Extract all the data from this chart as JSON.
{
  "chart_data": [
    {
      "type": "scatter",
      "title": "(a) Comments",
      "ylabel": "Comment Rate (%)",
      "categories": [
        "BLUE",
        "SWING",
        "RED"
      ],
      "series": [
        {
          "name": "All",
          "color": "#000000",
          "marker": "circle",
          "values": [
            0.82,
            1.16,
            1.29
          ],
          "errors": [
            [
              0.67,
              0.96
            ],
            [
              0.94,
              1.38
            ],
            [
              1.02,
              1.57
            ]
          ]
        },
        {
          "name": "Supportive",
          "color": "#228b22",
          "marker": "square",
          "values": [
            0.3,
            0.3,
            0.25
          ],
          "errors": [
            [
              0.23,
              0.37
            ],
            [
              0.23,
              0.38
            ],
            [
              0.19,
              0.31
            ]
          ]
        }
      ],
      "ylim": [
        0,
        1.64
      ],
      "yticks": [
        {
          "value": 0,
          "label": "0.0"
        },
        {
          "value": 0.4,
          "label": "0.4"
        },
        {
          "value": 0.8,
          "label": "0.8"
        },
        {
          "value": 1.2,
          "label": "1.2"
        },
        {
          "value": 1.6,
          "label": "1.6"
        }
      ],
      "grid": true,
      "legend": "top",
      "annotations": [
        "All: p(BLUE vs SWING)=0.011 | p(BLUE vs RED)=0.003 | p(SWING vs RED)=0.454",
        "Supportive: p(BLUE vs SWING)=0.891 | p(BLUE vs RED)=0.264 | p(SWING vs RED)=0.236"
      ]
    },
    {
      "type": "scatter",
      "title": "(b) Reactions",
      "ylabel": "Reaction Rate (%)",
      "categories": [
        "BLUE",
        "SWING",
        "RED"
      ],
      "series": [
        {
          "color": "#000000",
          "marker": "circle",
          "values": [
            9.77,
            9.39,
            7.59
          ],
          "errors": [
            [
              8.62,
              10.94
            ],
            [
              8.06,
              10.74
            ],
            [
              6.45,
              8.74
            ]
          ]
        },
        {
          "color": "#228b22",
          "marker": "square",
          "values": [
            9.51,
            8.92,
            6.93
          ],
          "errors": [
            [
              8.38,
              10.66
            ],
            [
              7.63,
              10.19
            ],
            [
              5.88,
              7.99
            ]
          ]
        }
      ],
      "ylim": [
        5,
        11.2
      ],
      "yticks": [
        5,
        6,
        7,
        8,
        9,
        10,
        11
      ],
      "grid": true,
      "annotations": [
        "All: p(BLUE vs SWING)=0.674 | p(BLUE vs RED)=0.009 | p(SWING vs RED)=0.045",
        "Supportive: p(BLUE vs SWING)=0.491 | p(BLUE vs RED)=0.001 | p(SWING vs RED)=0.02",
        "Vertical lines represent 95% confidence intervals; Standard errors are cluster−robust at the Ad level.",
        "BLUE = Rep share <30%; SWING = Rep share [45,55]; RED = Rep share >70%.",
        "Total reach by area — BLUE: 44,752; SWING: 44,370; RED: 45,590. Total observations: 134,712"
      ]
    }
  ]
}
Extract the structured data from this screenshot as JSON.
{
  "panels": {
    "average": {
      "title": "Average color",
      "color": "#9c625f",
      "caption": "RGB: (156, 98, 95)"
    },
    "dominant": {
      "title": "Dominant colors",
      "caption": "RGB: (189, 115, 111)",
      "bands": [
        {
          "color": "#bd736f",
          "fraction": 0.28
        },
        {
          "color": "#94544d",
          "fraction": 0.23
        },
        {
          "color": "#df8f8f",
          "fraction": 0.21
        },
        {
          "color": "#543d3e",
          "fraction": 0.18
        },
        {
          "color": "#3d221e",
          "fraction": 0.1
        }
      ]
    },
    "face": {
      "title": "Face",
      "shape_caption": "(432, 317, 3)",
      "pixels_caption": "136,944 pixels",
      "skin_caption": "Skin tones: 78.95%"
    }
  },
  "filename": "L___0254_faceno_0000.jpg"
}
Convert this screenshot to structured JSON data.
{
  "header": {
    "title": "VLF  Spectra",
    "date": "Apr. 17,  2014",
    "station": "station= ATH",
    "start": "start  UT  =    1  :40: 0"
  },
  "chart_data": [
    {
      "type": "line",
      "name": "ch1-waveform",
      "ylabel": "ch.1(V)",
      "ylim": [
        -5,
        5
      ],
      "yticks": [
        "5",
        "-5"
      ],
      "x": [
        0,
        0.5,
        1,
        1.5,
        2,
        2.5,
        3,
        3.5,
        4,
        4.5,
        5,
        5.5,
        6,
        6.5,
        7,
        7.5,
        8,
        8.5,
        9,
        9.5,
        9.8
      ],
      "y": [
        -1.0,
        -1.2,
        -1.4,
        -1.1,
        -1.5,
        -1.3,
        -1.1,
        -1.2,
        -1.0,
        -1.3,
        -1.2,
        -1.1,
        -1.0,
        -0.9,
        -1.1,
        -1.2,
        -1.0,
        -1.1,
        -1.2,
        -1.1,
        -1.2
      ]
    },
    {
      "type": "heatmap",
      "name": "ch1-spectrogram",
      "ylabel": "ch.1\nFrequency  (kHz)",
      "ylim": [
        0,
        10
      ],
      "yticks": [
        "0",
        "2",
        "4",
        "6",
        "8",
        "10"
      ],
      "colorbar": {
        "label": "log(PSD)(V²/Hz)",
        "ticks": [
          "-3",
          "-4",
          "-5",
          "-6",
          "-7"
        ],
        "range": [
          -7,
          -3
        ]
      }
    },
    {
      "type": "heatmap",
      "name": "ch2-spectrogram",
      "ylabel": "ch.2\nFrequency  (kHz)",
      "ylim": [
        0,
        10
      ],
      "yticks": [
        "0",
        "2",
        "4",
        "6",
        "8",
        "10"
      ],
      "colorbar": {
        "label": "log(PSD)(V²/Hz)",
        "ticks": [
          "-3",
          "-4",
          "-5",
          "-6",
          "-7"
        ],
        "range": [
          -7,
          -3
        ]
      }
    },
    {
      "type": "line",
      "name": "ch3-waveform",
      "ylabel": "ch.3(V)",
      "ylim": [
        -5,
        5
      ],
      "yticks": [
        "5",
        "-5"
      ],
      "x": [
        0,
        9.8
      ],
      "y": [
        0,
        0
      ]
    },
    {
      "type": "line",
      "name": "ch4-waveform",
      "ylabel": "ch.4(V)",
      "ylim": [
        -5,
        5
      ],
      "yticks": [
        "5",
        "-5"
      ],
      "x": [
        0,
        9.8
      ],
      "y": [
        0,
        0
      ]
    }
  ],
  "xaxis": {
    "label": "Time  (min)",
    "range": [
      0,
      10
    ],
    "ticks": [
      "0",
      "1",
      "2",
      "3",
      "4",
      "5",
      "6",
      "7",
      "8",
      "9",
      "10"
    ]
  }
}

**STATED PROBLEM**
Tell how many lines in the records above contain "BLUE", giving the number and no other words.

**RESULT FOR THIS TASK**
8